DATASET EXCERPTS -
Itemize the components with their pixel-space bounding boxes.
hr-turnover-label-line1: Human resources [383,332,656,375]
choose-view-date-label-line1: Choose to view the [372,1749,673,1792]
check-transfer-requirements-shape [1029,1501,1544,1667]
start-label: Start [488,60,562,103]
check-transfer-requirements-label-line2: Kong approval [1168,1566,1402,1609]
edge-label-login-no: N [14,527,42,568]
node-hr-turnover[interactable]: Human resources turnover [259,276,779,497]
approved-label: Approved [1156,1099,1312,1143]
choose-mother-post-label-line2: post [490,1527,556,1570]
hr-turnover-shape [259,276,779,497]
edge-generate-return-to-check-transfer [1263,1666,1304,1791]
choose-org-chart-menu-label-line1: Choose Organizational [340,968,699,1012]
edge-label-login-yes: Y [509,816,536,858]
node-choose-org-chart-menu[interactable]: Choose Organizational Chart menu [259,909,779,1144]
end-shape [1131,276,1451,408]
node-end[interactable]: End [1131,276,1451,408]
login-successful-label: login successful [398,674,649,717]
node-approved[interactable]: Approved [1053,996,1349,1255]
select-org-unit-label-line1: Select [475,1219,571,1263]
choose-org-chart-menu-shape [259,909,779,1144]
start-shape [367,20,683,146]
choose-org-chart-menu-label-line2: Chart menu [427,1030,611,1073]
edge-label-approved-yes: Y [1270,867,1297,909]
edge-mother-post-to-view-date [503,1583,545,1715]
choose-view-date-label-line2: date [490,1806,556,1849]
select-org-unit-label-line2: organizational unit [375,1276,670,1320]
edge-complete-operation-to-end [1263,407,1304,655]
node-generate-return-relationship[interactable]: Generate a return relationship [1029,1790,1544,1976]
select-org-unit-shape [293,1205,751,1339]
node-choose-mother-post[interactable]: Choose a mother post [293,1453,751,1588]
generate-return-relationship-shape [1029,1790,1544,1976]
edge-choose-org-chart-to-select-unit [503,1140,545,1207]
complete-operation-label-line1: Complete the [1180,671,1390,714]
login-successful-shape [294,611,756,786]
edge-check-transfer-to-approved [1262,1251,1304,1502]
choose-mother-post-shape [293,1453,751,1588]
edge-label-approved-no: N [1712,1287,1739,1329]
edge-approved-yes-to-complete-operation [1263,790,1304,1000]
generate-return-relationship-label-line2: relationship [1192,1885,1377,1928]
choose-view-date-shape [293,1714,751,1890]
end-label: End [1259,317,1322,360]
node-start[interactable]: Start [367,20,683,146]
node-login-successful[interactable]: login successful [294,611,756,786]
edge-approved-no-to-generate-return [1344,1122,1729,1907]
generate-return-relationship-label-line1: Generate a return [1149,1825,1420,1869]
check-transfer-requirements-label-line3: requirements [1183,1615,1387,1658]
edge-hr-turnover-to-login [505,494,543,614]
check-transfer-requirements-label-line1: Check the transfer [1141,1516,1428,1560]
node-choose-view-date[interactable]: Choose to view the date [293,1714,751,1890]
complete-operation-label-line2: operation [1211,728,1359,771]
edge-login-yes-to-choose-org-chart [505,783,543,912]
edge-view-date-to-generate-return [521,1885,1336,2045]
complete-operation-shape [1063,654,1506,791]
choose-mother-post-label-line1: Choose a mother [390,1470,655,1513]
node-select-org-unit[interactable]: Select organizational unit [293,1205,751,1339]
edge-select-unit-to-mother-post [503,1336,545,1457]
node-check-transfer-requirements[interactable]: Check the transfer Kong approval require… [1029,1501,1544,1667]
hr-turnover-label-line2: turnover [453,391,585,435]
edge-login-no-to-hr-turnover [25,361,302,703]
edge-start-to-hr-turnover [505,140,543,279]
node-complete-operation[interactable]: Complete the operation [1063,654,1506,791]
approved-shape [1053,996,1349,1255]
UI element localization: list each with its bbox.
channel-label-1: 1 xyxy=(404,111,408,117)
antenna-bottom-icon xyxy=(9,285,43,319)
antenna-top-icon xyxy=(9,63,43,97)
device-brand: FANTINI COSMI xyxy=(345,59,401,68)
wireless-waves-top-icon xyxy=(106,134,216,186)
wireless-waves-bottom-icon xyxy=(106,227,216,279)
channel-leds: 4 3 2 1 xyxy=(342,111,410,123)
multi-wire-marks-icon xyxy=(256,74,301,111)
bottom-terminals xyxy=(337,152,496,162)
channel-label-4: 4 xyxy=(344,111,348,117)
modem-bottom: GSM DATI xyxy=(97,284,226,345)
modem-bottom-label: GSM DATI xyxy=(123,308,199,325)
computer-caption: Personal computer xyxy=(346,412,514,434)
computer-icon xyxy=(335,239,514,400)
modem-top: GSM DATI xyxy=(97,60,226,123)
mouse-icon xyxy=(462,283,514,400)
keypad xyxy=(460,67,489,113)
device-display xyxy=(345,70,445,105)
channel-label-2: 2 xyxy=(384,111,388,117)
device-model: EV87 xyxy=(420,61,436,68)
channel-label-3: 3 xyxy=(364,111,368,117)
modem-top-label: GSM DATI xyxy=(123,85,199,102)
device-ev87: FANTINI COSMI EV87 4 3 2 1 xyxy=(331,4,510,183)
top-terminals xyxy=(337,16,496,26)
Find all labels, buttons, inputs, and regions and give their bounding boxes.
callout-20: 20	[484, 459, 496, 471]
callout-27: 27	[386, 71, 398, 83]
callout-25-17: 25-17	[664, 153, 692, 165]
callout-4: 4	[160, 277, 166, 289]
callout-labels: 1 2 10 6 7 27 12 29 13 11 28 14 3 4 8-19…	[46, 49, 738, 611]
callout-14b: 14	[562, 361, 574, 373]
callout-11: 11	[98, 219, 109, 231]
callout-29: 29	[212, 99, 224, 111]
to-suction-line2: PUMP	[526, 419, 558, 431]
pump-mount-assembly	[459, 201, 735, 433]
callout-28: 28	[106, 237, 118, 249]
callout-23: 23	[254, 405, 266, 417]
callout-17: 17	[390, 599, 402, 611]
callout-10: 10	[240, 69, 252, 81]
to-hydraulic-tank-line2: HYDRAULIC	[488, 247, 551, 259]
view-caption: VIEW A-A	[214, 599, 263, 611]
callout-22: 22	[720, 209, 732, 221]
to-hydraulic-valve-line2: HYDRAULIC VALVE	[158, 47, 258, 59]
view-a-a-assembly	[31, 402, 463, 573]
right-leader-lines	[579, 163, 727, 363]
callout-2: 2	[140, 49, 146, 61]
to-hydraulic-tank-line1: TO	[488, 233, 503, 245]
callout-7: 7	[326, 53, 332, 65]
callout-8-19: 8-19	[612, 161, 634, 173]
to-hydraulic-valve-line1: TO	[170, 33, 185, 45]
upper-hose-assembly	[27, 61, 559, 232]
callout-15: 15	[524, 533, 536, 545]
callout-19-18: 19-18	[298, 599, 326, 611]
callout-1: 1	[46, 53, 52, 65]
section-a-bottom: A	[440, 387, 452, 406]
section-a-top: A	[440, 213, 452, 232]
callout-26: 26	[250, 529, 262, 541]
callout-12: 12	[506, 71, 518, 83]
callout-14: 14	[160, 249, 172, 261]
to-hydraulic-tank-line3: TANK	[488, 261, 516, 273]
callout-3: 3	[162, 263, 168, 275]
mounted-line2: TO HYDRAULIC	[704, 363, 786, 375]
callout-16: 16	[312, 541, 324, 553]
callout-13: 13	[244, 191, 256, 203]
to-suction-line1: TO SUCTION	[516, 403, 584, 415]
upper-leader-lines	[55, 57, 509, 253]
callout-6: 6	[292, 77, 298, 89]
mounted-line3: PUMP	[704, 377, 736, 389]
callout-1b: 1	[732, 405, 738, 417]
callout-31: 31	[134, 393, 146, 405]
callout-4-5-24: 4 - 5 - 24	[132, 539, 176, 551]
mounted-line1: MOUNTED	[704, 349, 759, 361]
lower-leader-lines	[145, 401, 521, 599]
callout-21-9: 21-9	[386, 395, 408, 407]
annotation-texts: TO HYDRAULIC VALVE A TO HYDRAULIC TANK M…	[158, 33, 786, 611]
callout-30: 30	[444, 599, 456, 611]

TASK BRIEF - Render the lines of the records above, from the first line through the line containing "login-successful-label: login successful", both included, as a JSON list of strings with one string per line, omitting any blank lines.

WRITTEN REPLY -
[
  "Itemize the components with their pixel-space bounding boxes.",
  "hr-turnover-label-line1: Human resources [383,332,656,375]",
  "choose-view-date-label-line1: Choose to view the [372,1749,673,1792]",
  "check-transfer-requirements-shape [1029,1501,1544,1667]",
  "start-label: Start [488,60,562,103]",
  "check-transfer-requirements-label-line2: Kong approval [1168,1566,1402,1609]",
  "edge-label-login-no: N [14,527,42,568]",
  "node-hr-turnover[interactable]: Human resources turnover [259,276,779,497]",
  "approved-label: Approved [1156,1099,1312,1143]",
  "choose-mother-post-label-line2: post [490,1527,556,1570]",
  "hr-turnover-shape [259,276,779,497]",
  "edge-generate-return-to-check-transfer [1263,1666,1304,1791]",
  "choose-org-chart-menu-label-line1: Choose Organizational [340,968,699,1012]",
  "edge-label-login-yes: Y [509,816,536,858]",
  "node-choose-org-chart-menu[interactable]: Choose Organizational Chart menu [259,909,779,1144]",
  "end-shape [1131,276,1451,408]",
  "node-end[interactable]: End [1131,276,1451,408]",
  "login-successful-label: login successful [398,674,649,717]"
]